-- Start RECORDED INFORMATION --

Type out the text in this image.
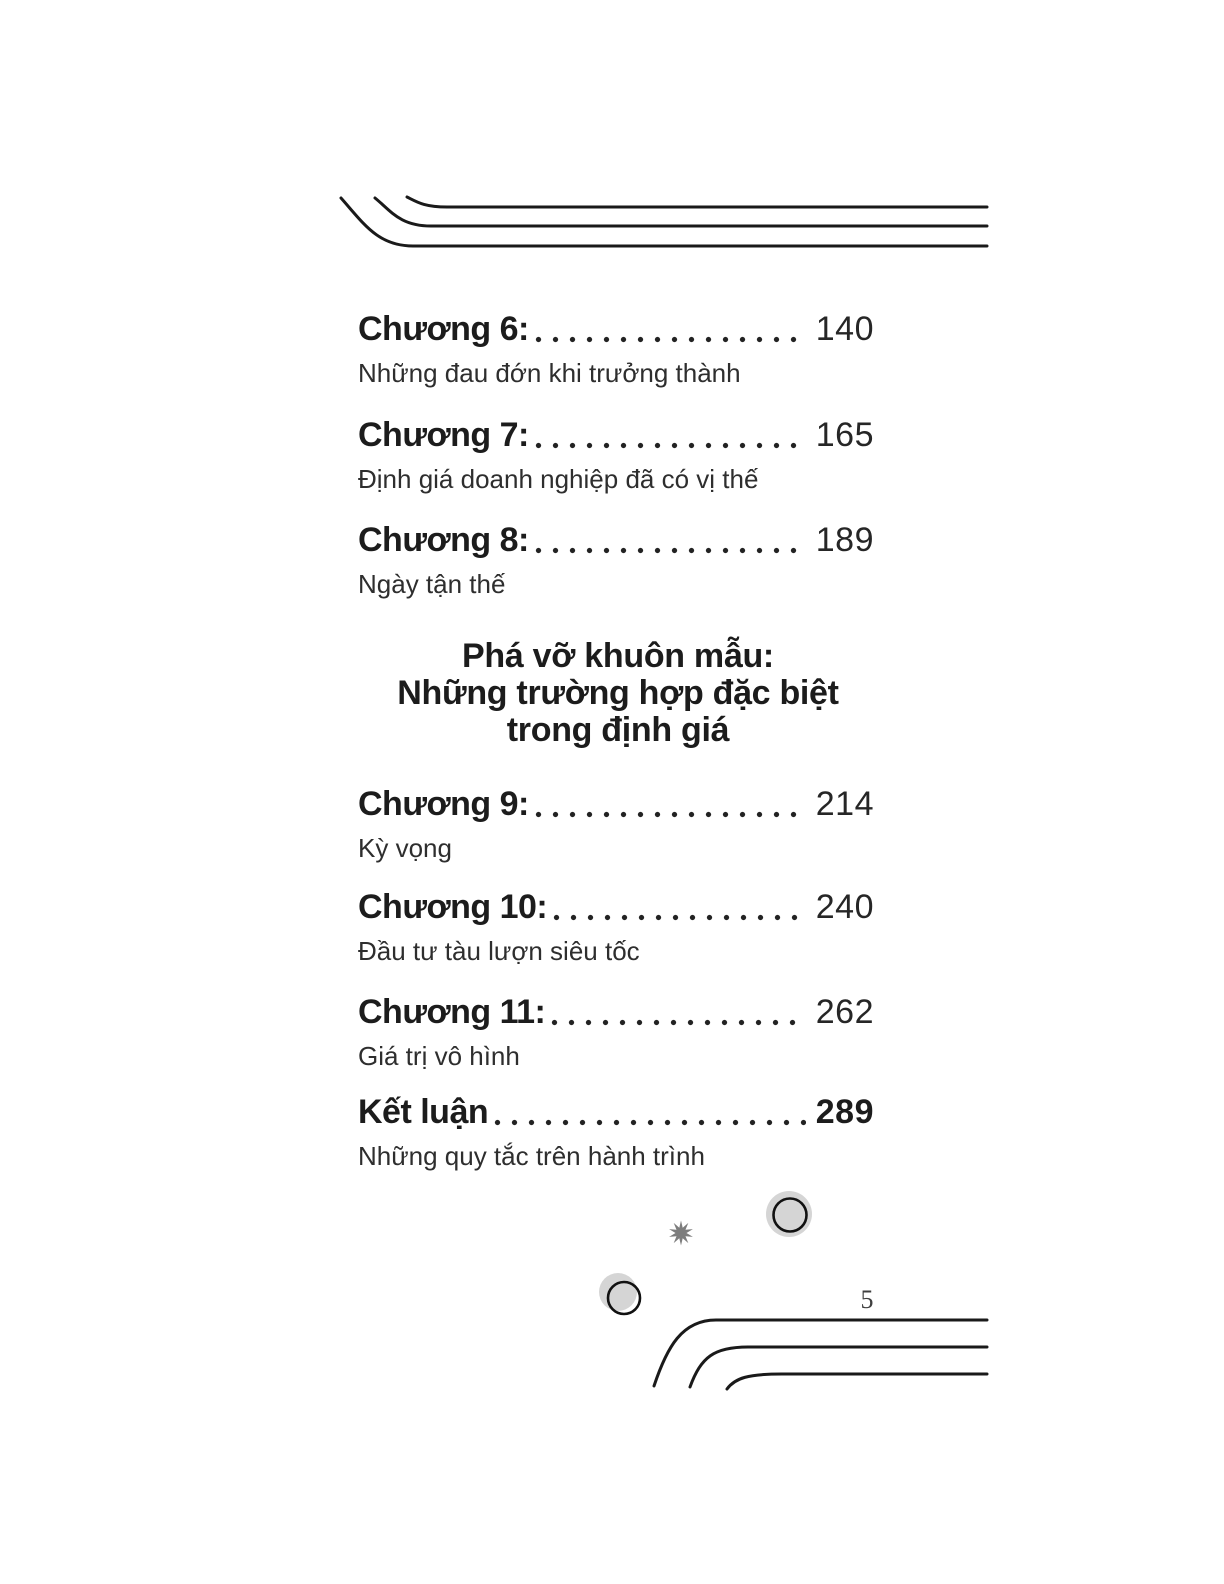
Chương 6:	140
Những đau đớn khi trưởng thành
Chương 7:	165
Định giá doanh nghiệp đã có vị thế
Chương 8:	189
Ngày tận thế
Phá vỡ khuôn mẫu:
Những trường hợp đặc biệt
trong định giá
Chương 9:	214
Kỳ vọng
Chương 10:	240
Đầu tư tàu lượn siêu tốc
Chương 11:	262
Giá trị vô hình
Kết luận	289
Những quy tắc trên hành trình
5
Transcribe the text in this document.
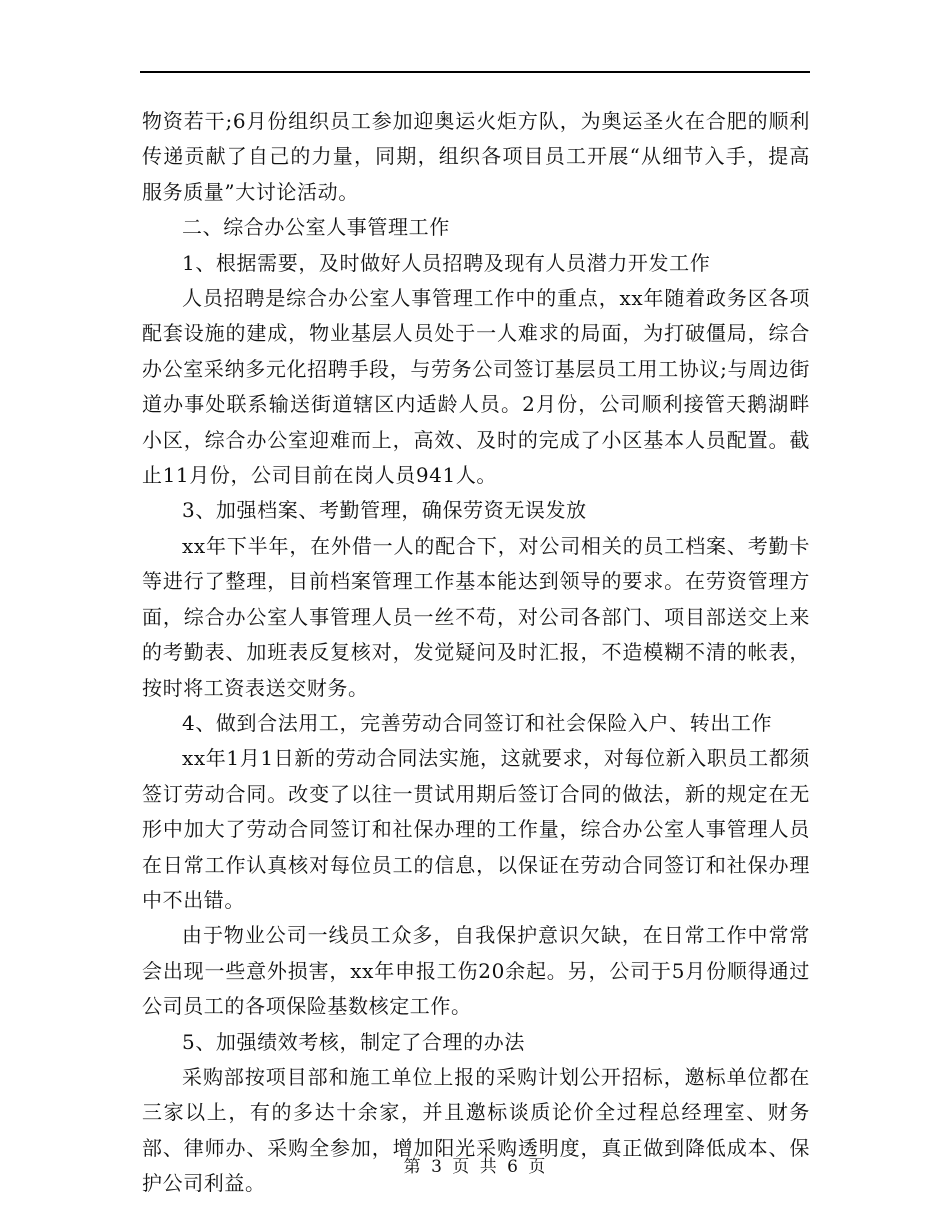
物资若干;6月份组织员工参加迎奥运火炬方队，为奥运圣火在合肥的顺利传递贡献了自己的力量，同期，组织各项目员工开展“从细节入手，提高服务质量”大讨论活动。

二、综合办公室人事管理工作

1、根据需要，及时做好人员招聘及现有人员潜力开发工作

人员招聘是综合办公室人事管理工作中的重点，xx年随着政务区各项配套设施的建成，物业基层人员处于一人难求的局面，为打破僵局，综合办公室采纳多元化招聘手段，与劳务公司签订基层员工用工协议;与周边街道办事处联系输送街道辖区内适龄人员。2月份，公司顺利接管天鹅湖畔小区，综合办公室迎难而上，高效、及时的完成了小区基本人员配置。截止11月份，公司目前在岗人员941人。

3、加强档案、考勤管理，确保劳资无误发放

xx年下半年，在外借一人的配合下，对公司相关的员工档案、考勤卡等进行了整理，目前档案管理工作基本能达到领导的要求。在劳资管理方面，综合办公室人事管理人员一丝不苟，对公司各部门、项目部送交上来的考勤表、加班表反复核对，发觉疑问及时汇报，不造模糊不清的帐表，按时将工资表送交财务。

4、做到合法用工，完善劳动合同签订和社会保险入户、转出工作

xx年1月1日新的劳动合同法实施，这就要求，对每位新入职员工都须签订劳动合同。改变了以往一贯试用期后签订合同的做法，新的规定在无形中加大了劳动合同签订和社保办理的工作量，综合办公室人事管理人员在日常工作认真核对每位员工的信息，以保证在劳动合同签订和社保办理中不出错。

由于物业公司一线员工众多，自我保护意识欠缺，在日常工作中常常会出现一些意外损害，xx年申报工伤20余起。另，公司于5月份顺得通过公司员工的各项保险基数核定工作。

5、加强绩效考核，制定了合理的办法

采购部按项目部和施工单位上报的采购计划公开招标，邀标单位都在三家以上，有的多达十余家，并且邀标谈质论价全过程总经理室、财务部、律师办、采购全参加，增加阳光采购透明度，真正做到降低成本、保护公司利益。

第 3 页 共 6 页
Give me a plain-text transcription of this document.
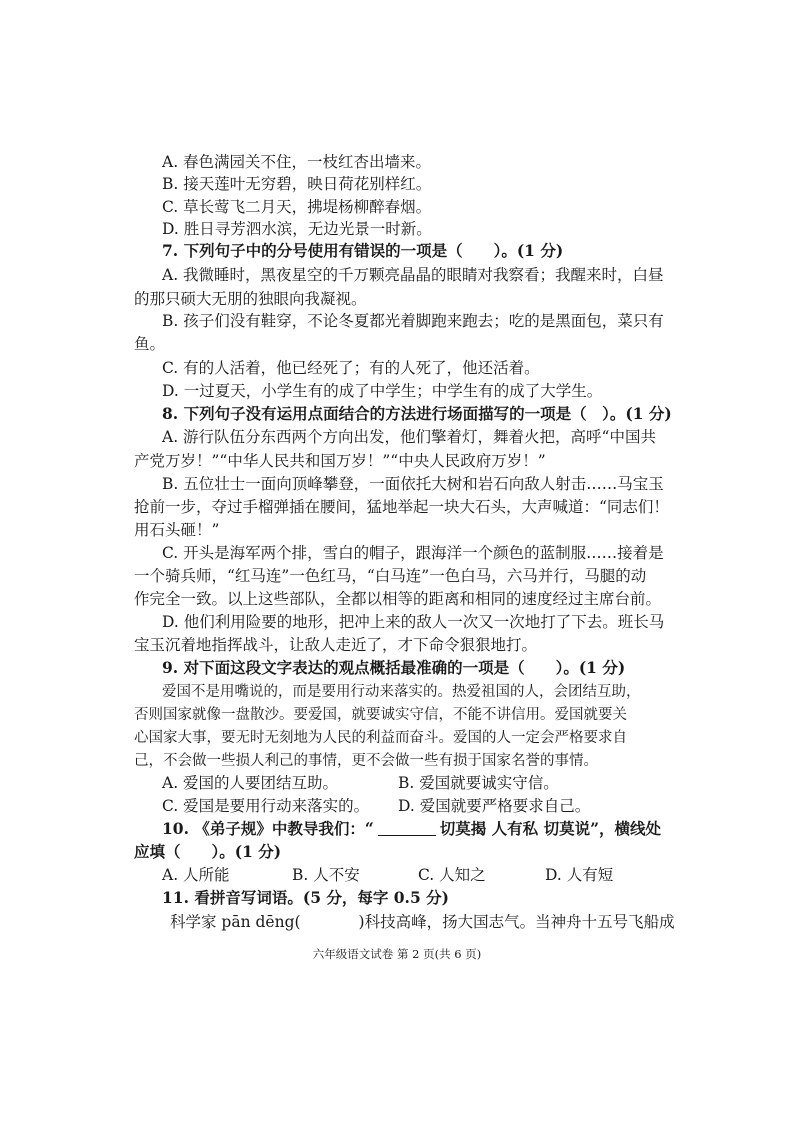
A. 春色满园关不住，一枝红杏出墙来。
B. 接天莲叶无穷碧，映日荷花别样红。
C. 草长莺飞二月天，拂堤杨柳醉春烟。
D. 胜日寻芳泗水滨，无边光景一时新。
7. 下列句子中的分号使用有错误的一项是（　　）。(1 分)
A. 我微睡时，黑夜星空的千万颗亮晶晶的眼睛对我察看；我醒来时，白昼
的那只硕大无朋的独眼向我凝视。
B. 孩子们没有鞋穿，不论冬夏都光着脚跑来跑去；吃的是黑面包，菜只有
鱼。
C. 有的人活着，他已经死了；有的人死了，他还活着。
D. 一过夏天，小学生有的成了中学生；中学生有的成了大学生。
8. 下列句子没有运用点面结合的方法进行场面描写的一项是（　）。(1 分)
A. 游行队伍分东西两个方向出发，他们擎着灯，舞着火把，高呼“中国共
产党万岁！”“中华人民共和国万岁！”“中央人民政府万岁！”
B. 五位壮士一面向顶峰攀登，一面依托大树和岩石向敌人射击……马宝玉
抢前一步，夺过手榴弹插在腰间，猛地举起一块大石头，大声喊道：“同志们！
用石头砸！”
C. 开头是海军两个排，雪白的帽子，跟海洋一个颜色的蓝制服……接着是
一个骑兵师，“红马连”一色红马，“白马连”一色白马，六马并行，马腿的动
作完全一致。以上这些部队，全都以相等的距离和相同的速度经过主席台前。
D. 他们利用险要的地形，把冲上来的敌人一次又一次地打了下去。班长马
宝玉沉着地指挥战斗，让敌人走近了，才下命令狠狠地打。
9. 对下面这段文字表达的观点概括最准确的一项是（　　）。(1 分)
爱国不是用嘴说的，而是要用行动来落实的。热爱祖国的人，会团结互助，
否则国家就像一盘散沙。要爱国，就要诚实守信，不能不讲信用。爱国就要关
心国家大事，要无时无刻地为人民的利益而奋斗。爱国的人一定会严格要求自
己，不会做一些损人利己的事情，更不会做一些有损于国家名誉的事情。
A. 爱国的人要团结互助。	B. 爱国就要诚实守信。
C. 爱国是要用行动来落实的。 D. 爱国就要严格要求自己。
10. 《弟子规》中教导我们：“	切莫揭 人有私 切莫说”，横线处
应填（　　）。(1 分)
A. 人所能	B. 人不安	C. 人知之	D. 人有短
11. 看拼音写词语。(5 分，每字 0.5 分)
科学家 pān dēng(	)科技高峰，扬大国志气。当神舟十五号飞船成
六年级语文试卷 第 2 页(共 6 页)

-- End RECORDED INFORMATION --

Could you repeat all of the material exactly? Pictures should not be copied.

Type out the text in this image.
Chương 6:	140
Những đau đớn khi trưởng thành
Chương 7:	165
Định giá doanh nghiệp đã có vị thế
Chương 8:	189
Ngày tận thế
Phá vỡ khuôn mẫu:
Những trường hợp đặc biệt
trong định giá
Chương 9:	214
Kỳ vọng
Chương 10:	240
Đầu tư tàu lượn siêu tốc
Chương 11:	262
Giá trị vô hình
Kết luận	289
Những quy tắc trên hành trình
5
Transcribe the text in this document.
物资若干;6月份组织员工参加迎奥运火炬方队，为奥运圣火在合肥的顺利传递贡献了自己的力量，同期，组织各项目员工开展“从细节入手，提高服务质量”大讨论活动。

二、综合办公室人事管理工作

1、根据需要，及时做好人员招聘及现有人员潜力开发工作

人员招聘是综合办公室人事管理工作中的重点，xx年随着政务区各项配套设施的建成，物业基层人员处于一人难求的局面，为打破僵局，综合办公室采纳多元化招聘手段，与劳务公司签订基层员工用工协议;与周边街道办事处联系输送街道辖区内适龄人员。2月份，公司顺利接管天鹅湖畔小区，综合办公室迎难而上，高效、及时的完成了小区基本人员配置。截止11月份，公司目前在岗人员941人。

3、加强档案、考勤管理，确保劳资无误发放

xx年下半年，在外借一人的配合下，对公司相关的员工档案、考勤卡等进行了整理，目前档案管理工作基本能达到领导的要求。在劳资管理方面，综合办公室人事管理人员一丝不苟，对公司各部门、项目部送交上来的考勤表、加班表反复核对，发觉疑问及时汇报，不造模糊不清的帐表，按时将工资表送交财务。

4、做到合法用工，完善劳动合同签订和社会保险入户、转出工作

xx年1月1日新的劳动合同法实施，这就要求，对每位新入职员工都须签订劳动合同。改变了以往一贯试用期后签订合同的做法，新的规定在无形中加大了劳动合同签订和社保办理的工作量，综合办公室人事管理人员在日常工作认真核对每位员工的信息，以保证在劳动合同签订和社保办理中不出错。

由于物业公司一线员工众多，自我保护意识欠缺，在日常工作中常常会出现一些意外损害，xx年申报工伤20余起。另，公司于5月份顺得通过公司员工的各项保险基数核定工作。

5、加强绩效考核，制定了合理的办法

采购部按项目部和施工单位上报的采购计划公开招标，邀标单位都在三家以上，有的多达十余家，并且邀标谈质论价全过程总经理室、财务部、律师办、采购全参加，增加阳光采购透明度，真正做到降低成本、保护公司利益。

第 3 页 共 6 页
Give me a plain-text transcription of this document.
A. 春色满园关不住，一枝红杏出墙来。
B. 接天莲叶无穷碧，映日荷花别样红。
C. 草长莺飞二月天，拂堤杨柳醉春烟。
D. 胜日寻芳泗水滨，无边光景一时新。
7. 下列句子中的分号使用有错误的一项是（　　）。(1 分)
A. 我微睡时，黑夜星空的千万颗亮晶晶的眼睛对我察看；我醒来时，白昼
的那只硕大无朋的独眼向我凝视。
B. 孩子们没有鞋穿，不论冬夏都光着脚跑来跑去；吃的是黑面包，菜只有
鱼。
C. 有的人活着，他已经死了；有的人死了，他还活着。
D. 一过夏天，小学生有的成了中学生；中学生有的成了大学生。
8. 下列句子没有运用点面结合的方法进行场面描写的一项是（　）。(1 分)
A. 游行队伍分东西两个方向出发，他们擎着灯，舞着火把，高呼“中国共
产党万岁！”“中华人民共和国万岁！”“中央人民政府万岁！”
B. 五位壮士一面向顶峰攀登，一面依托大树和岩石向敌人射击……马宝玉
抢前一步，夺过手榴弹插在腰间，猛地举起一块大石头，大声喊道：“同志们！
用石头砸！”
C. 开头是海军两个排，雪白的帽子，跟海洋一个颜色的蓝制服……接着是
一个骑兵师，“红马连”一色红马，“白马连”一色白马，六马并行，马腿的动
作完全一致。以上这些部队，全都以相等的距离和相同的速度经过主席台前。
D. 他们利用险要的地形，把冲上来的敌人一次又一次地打了下去。班长马
宝玉沉着地指挥战斗，让敌人走近了，才下命令狠狠地打。
9. 对下面这段文字表达的观点概括最准确的一项是（　　）。(1 分)
爱国不是用嘴说的，而是要用行动来落实的。热爱祖国的人，会团结互助，
否则国家就像一盘散沙。要爱国，就要诚实守信，不能不讲信用。爱国就要关
心国家大事，要无时无刻地为人民的利益而奋斗。爱国的人一定会严格要求自
己，不会做一些损人利己的事情，更不会做一些有损于国家名誉的事情。
A. 爱国的人要团结互助。	B. 爱国就要诚实守信。
C. 爱国是要用行动来落实的。 D. 爱国就要严格要求自己。
10. 《弟子规》中教导我们：“	切莫揭 人有私 切莫说”，横线处
应填（　　）。(1 分)
A. 人所能	B. 人不安	C. 人知之	D. 人有短
11. 看拼音写词语。(5 分，每字 0.5 分)
科学家 pān dēng(	)科技高峰，扬大国志气。当神舟十五号飞船成
六年级语文试卷 第 2 页(共 6 页)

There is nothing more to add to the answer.